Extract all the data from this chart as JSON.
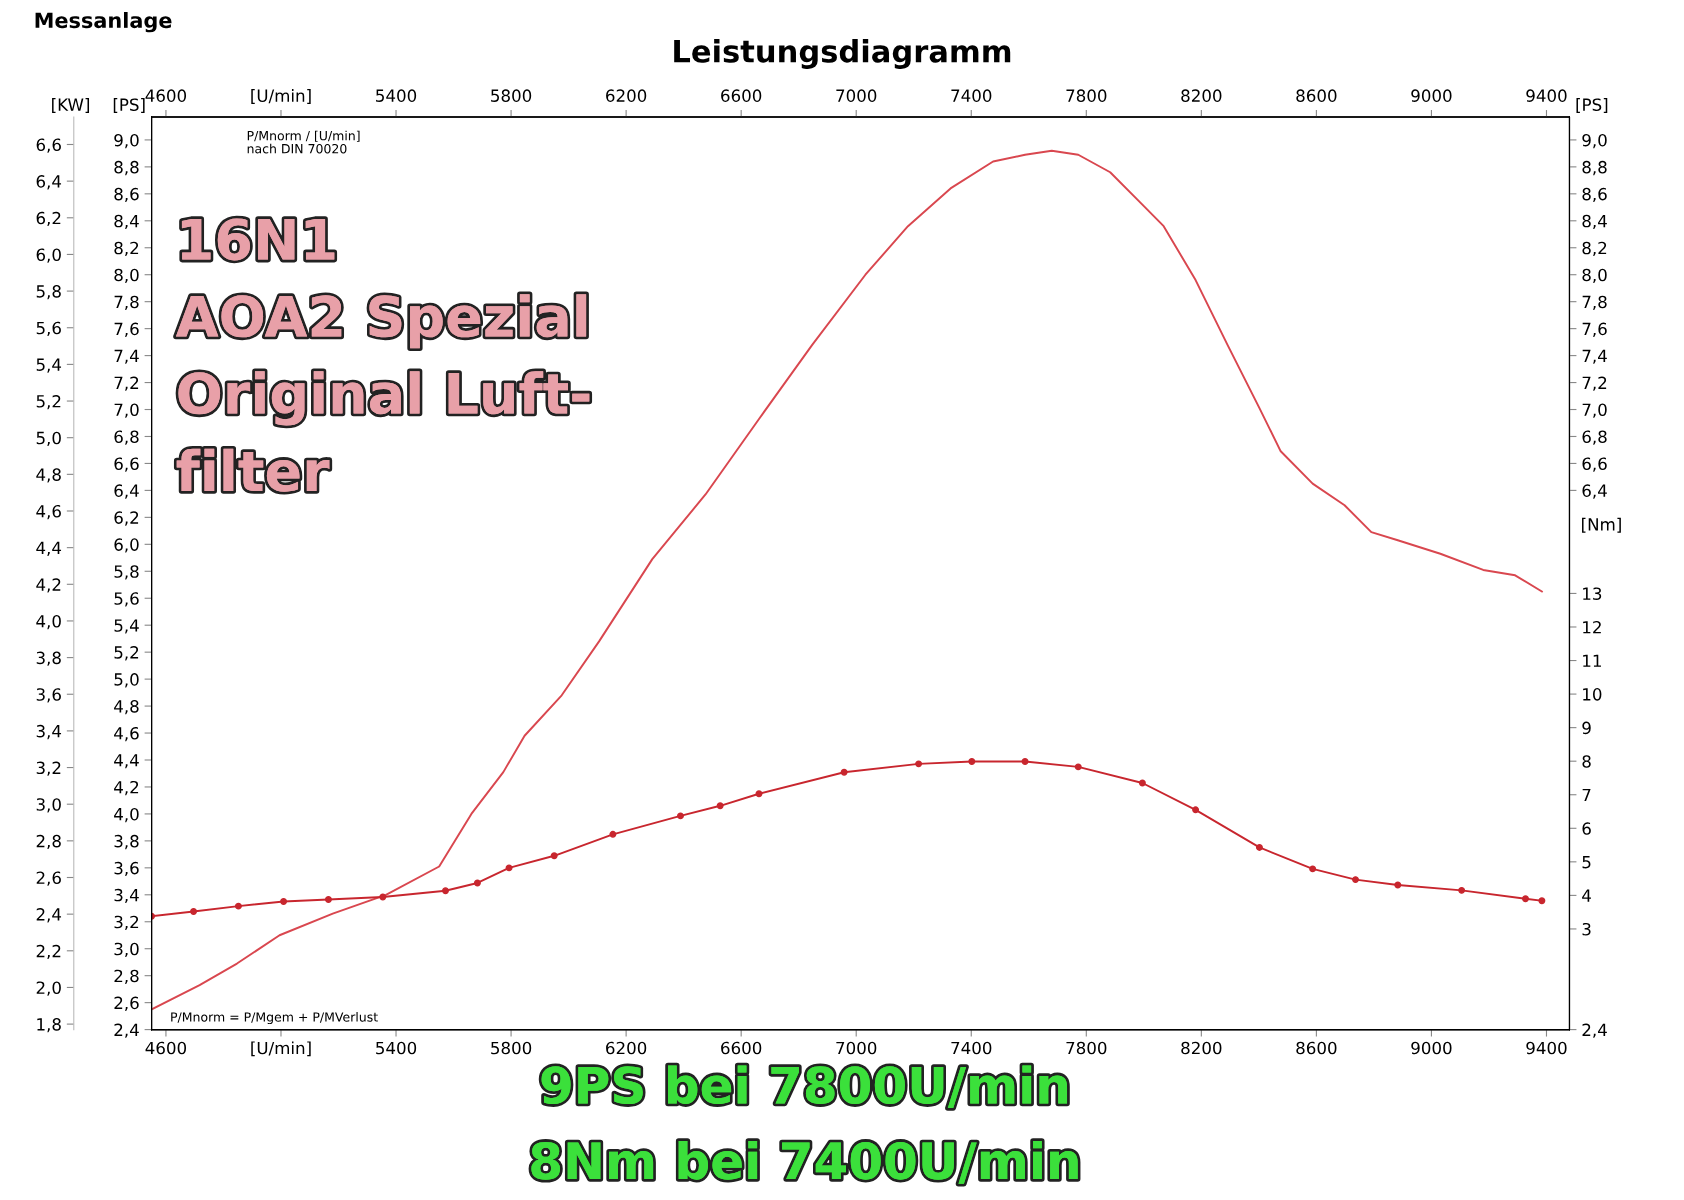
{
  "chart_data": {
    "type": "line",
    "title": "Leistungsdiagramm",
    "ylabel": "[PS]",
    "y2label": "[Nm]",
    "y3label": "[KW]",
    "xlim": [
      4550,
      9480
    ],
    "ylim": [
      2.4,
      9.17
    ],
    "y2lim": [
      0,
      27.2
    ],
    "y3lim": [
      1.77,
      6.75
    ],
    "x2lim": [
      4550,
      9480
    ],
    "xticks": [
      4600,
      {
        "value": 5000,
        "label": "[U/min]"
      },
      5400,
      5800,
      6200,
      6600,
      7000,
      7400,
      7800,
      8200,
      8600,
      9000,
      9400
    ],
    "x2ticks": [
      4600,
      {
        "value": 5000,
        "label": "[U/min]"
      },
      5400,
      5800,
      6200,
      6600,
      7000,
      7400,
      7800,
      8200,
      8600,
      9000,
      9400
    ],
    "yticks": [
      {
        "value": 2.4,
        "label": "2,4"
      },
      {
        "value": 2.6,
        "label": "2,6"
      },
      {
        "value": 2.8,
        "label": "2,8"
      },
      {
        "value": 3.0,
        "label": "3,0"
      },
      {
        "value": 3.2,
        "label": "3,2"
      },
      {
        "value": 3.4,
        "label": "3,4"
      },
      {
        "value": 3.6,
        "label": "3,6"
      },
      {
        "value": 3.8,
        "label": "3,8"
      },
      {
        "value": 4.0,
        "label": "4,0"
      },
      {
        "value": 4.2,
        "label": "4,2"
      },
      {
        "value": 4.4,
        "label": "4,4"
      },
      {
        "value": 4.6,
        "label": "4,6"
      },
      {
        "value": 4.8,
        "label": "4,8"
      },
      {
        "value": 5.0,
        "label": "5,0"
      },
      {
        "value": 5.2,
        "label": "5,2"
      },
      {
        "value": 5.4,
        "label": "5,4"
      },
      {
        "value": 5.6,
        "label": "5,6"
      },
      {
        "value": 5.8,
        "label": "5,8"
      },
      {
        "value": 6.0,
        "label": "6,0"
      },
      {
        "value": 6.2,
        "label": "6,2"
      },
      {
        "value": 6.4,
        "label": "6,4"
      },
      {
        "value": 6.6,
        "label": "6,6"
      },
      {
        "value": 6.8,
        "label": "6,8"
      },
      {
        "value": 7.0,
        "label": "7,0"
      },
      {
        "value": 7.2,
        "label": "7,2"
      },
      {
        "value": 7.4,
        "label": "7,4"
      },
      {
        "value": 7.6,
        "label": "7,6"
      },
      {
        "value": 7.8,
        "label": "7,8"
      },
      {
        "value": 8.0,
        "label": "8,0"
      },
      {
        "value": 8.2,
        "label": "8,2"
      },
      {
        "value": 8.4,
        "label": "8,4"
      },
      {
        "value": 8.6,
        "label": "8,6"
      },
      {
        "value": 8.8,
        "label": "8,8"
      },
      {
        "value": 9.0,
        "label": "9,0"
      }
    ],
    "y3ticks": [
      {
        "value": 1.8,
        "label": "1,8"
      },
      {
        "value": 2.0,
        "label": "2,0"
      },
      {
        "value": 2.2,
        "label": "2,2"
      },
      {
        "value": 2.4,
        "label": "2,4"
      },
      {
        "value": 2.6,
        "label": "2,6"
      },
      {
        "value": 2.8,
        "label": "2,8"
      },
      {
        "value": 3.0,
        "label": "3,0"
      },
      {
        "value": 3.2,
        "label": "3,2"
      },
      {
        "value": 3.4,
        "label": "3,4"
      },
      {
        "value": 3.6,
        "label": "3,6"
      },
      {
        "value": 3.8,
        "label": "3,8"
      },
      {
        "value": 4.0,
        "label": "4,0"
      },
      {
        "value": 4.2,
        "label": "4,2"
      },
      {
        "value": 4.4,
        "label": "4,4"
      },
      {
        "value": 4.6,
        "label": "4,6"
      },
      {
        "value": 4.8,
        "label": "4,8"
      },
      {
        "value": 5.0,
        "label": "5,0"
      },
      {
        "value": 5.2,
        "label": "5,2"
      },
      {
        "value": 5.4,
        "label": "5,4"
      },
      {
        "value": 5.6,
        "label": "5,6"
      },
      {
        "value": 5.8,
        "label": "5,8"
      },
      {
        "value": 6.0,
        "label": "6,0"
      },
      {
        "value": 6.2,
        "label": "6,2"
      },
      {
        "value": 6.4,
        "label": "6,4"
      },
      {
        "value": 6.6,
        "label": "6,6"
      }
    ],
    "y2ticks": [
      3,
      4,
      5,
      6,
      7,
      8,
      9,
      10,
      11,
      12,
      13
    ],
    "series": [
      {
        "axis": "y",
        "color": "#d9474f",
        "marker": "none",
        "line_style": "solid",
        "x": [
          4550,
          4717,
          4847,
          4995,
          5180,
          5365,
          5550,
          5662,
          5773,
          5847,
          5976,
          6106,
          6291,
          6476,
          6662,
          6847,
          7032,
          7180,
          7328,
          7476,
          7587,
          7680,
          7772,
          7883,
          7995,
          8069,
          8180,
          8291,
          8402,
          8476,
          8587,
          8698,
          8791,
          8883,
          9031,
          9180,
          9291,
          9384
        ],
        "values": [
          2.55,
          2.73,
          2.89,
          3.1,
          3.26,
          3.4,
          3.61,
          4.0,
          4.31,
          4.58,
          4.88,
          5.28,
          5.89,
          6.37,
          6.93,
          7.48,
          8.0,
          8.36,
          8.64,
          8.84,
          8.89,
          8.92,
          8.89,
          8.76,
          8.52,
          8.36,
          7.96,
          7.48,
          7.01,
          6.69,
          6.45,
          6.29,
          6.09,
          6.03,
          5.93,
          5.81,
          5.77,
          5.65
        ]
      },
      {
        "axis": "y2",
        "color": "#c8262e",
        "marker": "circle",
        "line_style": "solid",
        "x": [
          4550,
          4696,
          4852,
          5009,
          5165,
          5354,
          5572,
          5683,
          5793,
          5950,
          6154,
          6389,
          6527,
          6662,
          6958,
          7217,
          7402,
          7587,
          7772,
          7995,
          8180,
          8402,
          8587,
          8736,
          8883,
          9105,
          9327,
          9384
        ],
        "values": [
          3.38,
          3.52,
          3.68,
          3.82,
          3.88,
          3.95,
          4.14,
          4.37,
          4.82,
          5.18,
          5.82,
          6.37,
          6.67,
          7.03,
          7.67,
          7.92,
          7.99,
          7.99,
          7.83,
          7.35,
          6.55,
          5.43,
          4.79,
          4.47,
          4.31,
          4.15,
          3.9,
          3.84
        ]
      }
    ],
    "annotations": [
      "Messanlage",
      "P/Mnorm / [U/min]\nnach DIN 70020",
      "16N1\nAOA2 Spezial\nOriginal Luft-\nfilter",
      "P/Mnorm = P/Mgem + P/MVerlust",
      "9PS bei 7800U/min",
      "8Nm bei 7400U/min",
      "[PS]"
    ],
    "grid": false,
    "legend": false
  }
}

· · · · · · ·

EXERCISE AIM: Search the entries for the word "Mnorm" and copy every line that has it.

ANSWER TO THE EXERCISE:
      "P/Mnorm / [U/min]\nnach DIN 70020",
      "P/Mnorm = P/Mgem + P/MVerlust",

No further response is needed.